----- Dataset rows -----

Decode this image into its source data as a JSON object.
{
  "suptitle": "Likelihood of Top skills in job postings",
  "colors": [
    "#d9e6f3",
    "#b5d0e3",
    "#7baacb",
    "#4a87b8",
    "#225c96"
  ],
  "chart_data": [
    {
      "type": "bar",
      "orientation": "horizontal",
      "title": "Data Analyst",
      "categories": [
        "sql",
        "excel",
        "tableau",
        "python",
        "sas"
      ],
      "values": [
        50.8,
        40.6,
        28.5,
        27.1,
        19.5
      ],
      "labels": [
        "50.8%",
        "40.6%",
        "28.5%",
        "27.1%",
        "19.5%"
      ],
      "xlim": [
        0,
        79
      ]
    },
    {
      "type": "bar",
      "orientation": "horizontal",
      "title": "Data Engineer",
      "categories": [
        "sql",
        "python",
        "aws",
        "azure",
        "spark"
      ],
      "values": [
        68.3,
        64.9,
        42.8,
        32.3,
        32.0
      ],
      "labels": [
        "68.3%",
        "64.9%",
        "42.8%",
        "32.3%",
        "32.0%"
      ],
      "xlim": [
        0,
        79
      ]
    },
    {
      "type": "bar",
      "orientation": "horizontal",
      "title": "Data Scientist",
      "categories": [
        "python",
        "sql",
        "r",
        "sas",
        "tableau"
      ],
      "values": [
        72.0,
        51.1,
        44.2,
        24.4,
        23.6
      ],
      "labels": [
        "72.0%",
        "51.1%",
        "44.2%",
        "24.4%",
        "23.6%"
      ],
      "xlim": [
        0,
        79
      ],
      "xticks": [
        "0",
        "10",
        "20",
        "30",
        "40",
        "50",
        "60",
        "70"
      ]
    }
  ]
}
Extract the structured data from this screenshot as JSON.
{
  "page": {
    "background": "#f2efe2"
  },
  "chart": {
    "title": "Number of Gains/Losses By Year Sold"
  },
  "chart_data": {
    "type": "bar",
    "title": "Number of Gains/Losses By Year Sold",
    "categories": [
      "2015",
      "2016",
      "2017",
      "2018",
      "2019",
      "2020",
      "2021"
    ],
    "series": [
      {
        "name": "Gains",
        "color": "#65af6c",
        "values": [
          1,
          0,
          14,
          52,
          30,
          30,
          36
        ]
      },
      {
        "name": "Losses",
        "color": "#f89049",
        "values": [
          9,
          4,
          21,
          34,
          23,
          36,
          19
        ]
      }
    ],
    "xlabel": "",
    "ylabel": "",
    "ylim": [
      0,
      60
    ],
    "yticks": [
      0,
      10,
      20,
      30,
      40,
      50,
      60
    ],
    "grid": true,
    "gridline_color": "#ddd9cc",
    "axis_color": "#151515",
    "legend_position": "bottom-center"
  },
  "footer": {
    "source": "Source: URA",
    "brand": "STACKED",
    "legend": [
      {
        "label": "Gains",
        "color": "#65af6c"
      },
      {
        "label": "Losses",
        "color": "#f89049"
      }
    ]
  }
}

-----

Short exercise: How many lines of the records contain the string "Year"? Respond with the number alone.

Answer: 2